- TASK INSTRUCTIONS: In the data below, which lines hold "sobre"? Copy every one.

Top of ENTRIES PROVIDED

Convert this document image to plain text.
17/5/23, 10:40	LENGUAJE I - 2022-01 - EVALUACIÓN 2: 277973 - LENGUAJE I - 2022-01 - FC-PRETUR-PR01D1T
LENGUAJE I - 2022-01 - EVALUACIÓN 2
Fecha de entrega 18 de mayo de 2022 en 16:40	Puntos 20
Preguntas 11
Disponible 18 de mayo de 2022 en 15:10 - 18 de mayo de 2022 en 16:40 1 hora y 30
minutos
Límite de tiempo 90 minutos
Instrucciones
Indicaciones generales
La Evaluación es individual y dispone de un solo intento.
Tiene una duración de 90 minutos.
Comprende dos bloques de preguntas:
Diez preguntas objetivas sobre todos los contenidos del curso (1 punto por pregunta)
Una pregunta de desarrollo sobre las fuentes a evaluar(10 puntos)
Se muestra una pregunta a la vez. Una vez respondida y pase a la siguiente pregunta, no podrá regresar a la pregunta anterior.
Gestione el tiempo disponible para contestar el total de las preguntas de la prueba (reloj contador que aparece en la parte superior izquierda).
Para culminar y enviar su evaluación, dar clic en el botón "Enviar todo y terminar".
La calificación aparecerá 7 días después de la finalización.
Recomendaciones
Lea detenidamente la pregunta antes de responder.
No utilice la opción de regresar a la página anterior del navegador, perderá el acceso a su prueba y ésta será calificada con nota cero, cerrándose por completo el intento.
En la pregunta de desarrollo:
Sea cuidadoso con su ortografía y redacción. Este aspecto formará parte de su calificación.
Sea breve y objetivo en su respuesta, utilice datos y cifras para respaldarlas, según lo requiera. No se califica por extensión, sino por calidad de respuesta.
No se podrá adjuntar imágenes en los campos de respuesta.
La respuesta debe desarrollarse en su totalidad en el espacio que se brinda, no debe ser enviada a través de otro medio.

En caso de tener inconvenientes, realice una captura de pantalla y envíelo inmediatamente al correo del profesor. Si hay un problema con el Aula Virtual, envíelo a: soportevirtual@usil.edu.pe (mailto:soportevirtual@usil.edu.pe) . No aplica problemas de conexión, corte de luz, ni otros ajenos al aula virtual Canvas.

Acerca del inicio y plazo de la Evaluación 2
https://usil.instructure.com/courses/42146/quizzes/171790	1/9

Bottom of ENTRIES PROVIDED

- YOUR SOLUTION:
Diez preguntas objetivas sobre todos los contenidos del curso (1 punto por pregunta)
Una pregunta de desarrollo sobre las fuentes a evaluar(10 puntos)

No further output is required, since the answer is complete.